begin
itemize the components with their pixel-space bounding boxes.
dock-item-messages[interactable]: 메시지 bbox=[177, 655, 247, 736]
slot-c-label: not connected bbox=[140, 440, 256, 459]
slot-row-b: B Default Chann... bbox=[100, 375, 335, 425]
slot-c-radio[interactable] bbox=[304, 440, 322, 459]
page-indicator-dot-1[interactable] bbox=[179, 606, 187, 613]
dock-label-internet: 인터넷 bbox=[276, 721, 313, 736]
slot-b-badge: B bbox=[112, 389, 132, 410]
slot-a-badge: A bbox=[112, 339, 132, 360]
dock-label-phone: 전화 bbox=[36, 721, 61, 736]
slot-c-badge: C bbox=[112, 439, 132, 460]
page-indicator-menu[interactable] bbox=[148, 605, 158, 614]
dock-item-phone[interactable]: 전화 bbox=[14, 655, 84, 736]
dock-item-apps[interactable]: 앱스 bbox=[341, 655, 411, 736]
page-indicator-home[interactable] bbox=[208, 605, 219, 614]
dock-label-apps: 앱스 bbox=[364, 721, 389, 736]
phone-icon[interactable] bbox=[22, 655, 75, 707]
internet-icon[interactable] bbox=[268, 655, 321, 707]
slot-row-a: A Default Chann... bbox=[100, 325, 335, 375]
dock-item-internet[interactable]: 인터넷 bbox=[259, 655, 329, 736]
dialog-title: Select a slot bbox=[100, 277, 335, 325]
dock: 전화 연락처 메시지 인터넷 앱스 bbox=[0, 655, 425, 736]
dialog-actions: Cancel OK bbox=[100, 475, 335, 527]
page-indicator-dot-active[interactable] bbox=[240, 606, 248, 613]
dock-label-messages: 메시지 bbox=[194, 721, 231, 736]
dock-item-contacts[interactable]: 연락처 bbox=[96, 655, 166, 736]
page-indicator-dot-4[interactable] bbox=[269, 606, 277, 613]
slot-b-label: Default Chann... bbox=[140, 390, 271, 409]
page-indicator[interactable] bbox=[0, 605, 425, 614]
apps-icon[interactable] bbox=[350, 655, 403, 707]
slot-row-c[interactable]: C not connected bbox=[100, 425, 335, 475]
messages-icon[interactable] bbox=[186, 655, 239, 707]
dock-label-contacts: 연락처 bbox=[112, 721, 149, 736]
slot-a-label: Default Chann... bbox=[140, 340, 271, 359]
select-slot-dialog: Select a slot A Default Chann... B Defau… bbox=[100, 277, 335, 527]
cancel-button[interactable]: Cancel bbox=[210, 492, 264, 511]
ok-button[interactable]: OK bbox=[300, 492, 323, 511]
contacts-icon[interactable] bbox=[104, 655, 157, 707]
end
**Task directions:**
Lay out every line of the records above as a Markdown table with two columns, n for the row number and Line for the line itself, leaving out blank lines.

**Response to this exercise:**
| n | Line |
|---|---|
| 1 | itemize the components with their pixel-space bounding boxes. |
| 2 | dock-item-messages[interactable]: 메시지 bbox=[177, 655, 247, 736] |
| 3 | slot-c-label: not connected bbox=[140, 440, 256, 459] |
| 4 | slot-row-b: B Default Chann... bbox=[100, 375, 335, 425] |
| 5 | slot-c-radio[interactable] bbox=[304, 440, 322, 459] |
| 6 | page-indicator-dot-1[interactable] bbox=[179, 606, 187, 613] |
| 7 | dock-label-internet: 인터넷 bbox=[276, 721, 313, 736] |
| 8 | slot-b-badge: B bbox=[112, 389, 132, 410] |
| 9 | slot-a-badge: A bbox=[112, 339, 132, 360] |
| 10 | dock-label-phone: 전화 bbox=[36, 721, 61, 736] |
| 11 | slot-c-badge: C bbox=[112, 439, 132, 460] |
| 12 | page-indicator-menu[interactable] bbox=[148, 605, 158, 614] |
| 13 | dock-item-phone[interactable]: 전화 bbox=[14, 655, 84, 736] |
| 14 | dock-item-apps[interactable]: 앱스 bbox=[341, 655, 411, 736] |
| 15 | page-indicator-home[interactable] bbox=[208, 605, 219, 614] |
| 16 | dock-label-apps: 앱스 bbox=[364, 721, 389, 736] |
| 17 | phone-icon[interactable] bbox=[22, 655, 75, 707] |
| 18 | internet-icon[interactable] bbox=[268, 655, 321, 707] |
| 19 | slot-row-a: A Default Chann... bbox=[100, 325, 335, 375] |
| 20 | dock-item-internet[interactable]: 인터넷 bbox=[259, 655, 329, 736] |
| 21 | dialog-title: Select a slot bbox=[100, 277, 335, 325] |
| 22 | dock: 전화 연락처 메시지 인터넷 앱스 bbox=[0, 655, 425, 736] |
| 23 | dialog-actions: Cancel OK bbox=[100, 475, 335, 527] |
| 24 | page-indicator-dot-active[interactable] bbox=[240, 606, 248, 613] |
| 25 | dock-label-messages: 메시지 bbox=[194, 721, 231, 736] |
| 26 | dock-item-contacts[interactable]: 연락처 bbox=[96, 655, 166, 736] |
| 27 | page-indicator-dot-4[interactable] bbox=[269, 606, 277, 613] |
| 28 | slot-b-label: Default Chann... bbox=[140, 390, 271, 409] |
| 29 | page-indicator[interactable] bbox=[0, 605, 425, 614] |
| 30 | apps-icon[interactable] bbox=[350, 655, 403, 707] |
| 31 | slot-row-c[interactable]: C not connected bbox=[100, 425, 335, 475] |
| 32 | messages-icon[interactable] bbox=[186, 655, 239, 707] |
| 33 | dock-label-contacts: 연락처 bbox=[112, 721, 149, 736] |
| 34 | slot-a-label: Default Chann... bbox=[140, 340, 271, 359] |
| 35 | select-slot-dialog: Select a slot A Default Chann... B Defau… bbox=[100, 277, 335, 527] |
| 36 | cancel-button[interactable]: Cancel bbox=[210, 492, 264, 511] |
| 37 | ok-button[interactable]: OK bbox=[300, 492, 323, 511] |
| 38 | contacts-icon[interactable] bbox=[104, 655, 157, 707] |